# What you should do
Search the records for "Principal" and copy each line that holds it.

# Extracted data
#####

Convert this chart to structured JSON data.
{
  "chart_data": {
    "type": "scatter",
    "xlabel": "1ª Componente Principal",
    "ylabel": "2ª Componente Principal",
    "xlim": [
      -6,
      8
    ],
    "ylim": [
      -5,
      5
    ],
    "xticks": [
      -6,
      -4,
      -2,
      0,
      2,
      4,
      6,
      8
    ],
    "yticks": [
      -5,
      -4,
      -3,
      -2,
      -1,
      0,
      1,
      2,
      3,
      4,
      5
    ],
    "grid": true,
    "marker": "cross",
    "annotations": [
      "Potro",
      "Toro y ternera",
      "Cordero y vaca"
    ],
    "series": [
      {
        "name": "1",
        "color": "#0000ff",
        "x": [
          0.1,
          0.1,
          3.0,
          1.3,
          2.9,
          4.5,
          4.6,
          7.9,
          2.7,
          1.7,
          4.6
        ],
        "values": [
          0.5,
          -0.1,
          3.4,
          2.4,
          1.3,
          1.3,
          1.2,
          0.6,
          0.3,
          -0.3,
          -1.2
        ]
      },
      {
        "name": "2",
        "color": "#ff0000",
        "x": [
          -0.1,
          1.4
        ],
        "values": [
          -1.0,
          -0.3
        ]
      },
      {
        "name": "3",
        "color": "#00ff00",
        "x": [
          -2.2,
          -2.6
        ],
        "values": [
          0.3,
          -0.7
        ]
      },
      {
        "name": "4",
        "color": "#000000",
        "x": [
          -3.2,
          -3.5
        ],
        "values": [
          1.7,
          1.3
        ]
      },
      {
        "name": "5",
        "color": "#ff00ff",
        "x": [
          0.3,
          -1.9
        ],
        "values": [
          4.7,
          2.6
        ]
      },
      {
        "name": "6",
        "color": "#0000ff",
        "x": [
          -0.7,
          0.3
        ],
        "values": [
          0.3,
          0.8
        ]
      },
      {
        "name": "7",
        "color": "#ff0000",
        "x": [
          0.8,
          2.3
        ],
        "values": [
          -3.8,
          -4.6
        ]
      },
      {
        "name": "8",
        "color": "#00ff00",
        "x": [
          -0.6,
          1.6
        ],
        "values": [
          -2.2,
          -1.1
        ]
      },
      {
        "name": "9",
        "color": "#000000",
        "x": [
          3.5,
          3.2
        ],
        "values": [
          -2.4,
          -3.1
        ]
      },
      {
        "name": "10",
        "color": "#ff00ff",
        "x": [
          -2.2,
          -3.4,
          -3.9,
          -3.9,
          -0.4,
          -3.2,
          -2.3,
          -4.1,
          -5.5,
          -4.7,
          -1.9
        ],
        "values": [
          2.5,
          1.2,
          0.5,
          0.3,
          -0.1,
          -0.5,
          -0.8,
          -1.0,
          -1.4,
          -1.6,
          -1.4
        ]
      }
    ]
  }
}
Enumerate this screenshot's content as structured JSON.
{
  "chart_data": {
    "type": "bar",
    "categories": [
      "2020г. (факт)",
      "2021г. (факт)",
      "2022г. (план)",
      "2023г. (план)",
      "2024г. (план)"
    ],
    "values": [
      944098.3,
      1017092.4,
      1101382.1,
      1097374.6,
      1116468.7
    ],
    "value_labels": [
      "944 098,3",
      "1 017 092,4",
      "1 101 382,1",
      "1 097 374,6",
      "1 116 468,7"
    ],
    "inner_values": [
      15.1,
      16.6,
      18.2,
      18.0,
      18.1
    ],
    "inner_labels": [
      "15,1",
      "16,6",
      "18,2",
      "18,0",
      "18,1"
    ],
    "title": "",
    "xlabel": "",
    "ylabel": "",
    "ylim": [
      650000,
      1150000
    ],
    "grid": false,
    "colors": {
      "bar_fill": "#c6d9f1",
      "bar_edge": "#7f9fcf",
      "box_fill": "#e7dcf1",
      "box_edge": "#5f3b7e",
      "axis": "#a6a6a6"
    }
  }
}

#####

# Reply to the exercise
    "xlabel": "1ª Componente Principal",
    "ylabel": "2ª Componente Principal",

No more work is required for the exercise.